## Source extract
___

Monday, June 26, 2017

Disease management considerations toward bunch closure

In a typical year, the fourth of July weekend is the time the critical period for cluster infection by downy mildew, powdery mildew, and black rot will end for many of us because it will be about 5-6 weeks after bloom. (Bloom this year was about 1-2 weeks ahead of typical years, so, this week maybe it for 2017.)  This critical time varies by varieties, but in general, 4 to 6 weeks and 3 to 4 weeks from bloom for V. vinifera and V. labrusca species, respectively.  After this critical period, you should be able to relax a bit because these pathogens are no longer able to cause disease on berries. Plus, powdery mildew tends to slow down because it is not very active under hot condition (> 90F).

So, what’s next?  As usual, disease dynamics depends on environmental conditions, cultivars, and cultural practices you employ, but in general, this is the moment when you will be thinking about late season diseases such as Botrytis, ripe rot, bitter rot, and sour rot. 


The spray timings for Botrytis is at bloom, bunch closure, and veraison.  The pathogen seems to be active throughout the season. The main reason we recommend the application of a Botrytis specific material at bunch closure is that this most likely to be the last opportunity for you to deliver the material into the clusters, especially if you grow tight cluster cultivars, such as Chardonnay. 

Also, please keep in your mind that Botrytis is very well known for its capacity to overcome fungicides.  Thus, a rotation of mode of action groups is a very important aspect of Botrytis management.  Mode of action for a particular fungicide can be found as a FRAC code, which you should be able to locate on the label.  Here’s a short list of materials for Botrytis and their FRAC code in parenthesis. Elevate (17), Scala (9), Vangard (9), Switch (9+12), Inspire Super (9+3), Luna Experience (7+3), Kenja (7), Meteor/Rovral (2), Endura* (7), Pristine* (7+11). 

The material with an asterisk has a high concern for resistance development. Please note that the group 7 is considered a high risk, but I did not put an asterisk on Luna and Kenja. I am not saying that they are not high-risk materials; we simply do not have enough data. However, since they belong to the same mode of action group, I would be very careful on the usage.

___

## Information shown
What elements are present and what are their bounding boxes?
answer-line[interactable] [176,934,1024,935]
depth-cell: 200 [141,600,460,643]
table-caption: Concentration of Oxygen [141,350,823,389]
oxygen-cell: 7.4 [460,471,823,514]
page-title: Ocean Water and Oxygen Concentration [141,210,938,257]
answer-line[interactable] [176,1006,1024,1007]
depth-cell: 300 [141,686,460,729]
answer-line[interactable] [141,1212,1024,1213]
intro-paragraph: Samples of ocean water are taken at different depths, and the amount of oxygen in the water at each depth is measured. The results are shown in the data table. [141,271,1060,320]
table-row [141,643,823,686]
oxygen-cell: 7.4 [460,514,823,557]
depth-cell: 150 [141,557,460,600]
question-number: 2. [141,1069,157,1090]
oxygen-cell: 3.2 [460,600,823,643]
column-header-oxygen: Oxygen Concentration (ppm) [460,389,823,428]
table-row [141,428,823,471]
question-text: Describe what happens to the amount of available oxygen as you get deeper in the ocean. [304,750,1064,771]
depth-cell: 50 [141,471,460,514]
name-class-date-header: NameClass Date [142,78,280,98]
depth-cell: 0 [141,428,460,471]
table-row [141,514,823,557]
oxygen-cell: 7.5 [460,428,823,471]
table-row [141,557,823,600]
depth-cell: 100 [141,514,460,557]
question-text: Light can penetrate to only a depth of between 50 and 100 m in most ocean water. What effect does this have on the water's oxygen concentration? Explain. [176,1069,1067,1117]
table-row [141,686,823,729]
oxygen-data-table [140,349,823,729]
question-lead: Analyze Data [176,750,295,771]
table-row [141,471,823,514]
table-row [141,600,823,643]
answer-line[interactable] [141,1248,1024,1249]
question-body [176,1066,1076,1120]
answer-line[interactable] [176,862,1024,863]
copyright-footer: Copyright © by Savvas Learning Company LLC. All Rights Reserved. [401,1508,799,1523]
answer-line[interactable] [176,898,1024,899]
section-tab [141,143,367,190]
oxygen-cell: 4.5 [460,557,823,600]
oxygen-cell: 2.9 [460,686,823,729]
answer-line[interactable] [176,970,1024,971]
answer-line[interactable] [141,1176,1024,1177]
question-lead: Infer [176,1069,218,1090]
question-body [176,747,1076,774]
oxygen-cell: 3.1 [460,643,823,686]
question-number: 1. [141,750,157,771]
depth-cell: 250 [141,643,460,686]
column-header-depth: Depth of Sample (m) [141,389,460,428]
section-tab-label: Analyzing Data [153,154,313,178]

___

## Problem requirements
Can you continue the post on grape disease management toward bunch closure from where it stops?

## Exercise output
When you are in doubt, please rotate the FRAC code because two different fungicides with two different chemical names may have the same FRAC code as you see on the list above. Also, tank-mixing with other material, such as captan (M4), which has weak to fair activity against Botrytis, will help lower the risk of fungicide resistance development.  If you think one of the fungicides you are using is not providing sufficient control, please contact Dr. Baudoin or me.

Another management tip for Botrytis is about wounding on berries.  Although Botrytis is capable of causing disease by penetrating grape’s fruit skin tissues, it prefers going after wounds.  Also, according to Penn State’s research, at bloom infection by Botrytis tends to develop into disease when grape fruit skin is damaged, but when the skin is intact, the risk of disease development will be much lower.  Thus, management of the source of wounds such as insects (esp. grape berry moth), or birds, or powdery mildew at early in the season, can result in the management of Botrytis.  Moreover, sour rot pathogens also really like going after wounds; so, the same wound management would be the key for the sour rot management as well. 

Both ripe rot and bitter rot are considered as a warm season diseases, and in fact, people in the south tend to suffer more from these diseases; however, we can find ripe rot in Northern VA year after year.  In addition, I have heard from growers from PA and MD that they are having issues with ripe rot as well.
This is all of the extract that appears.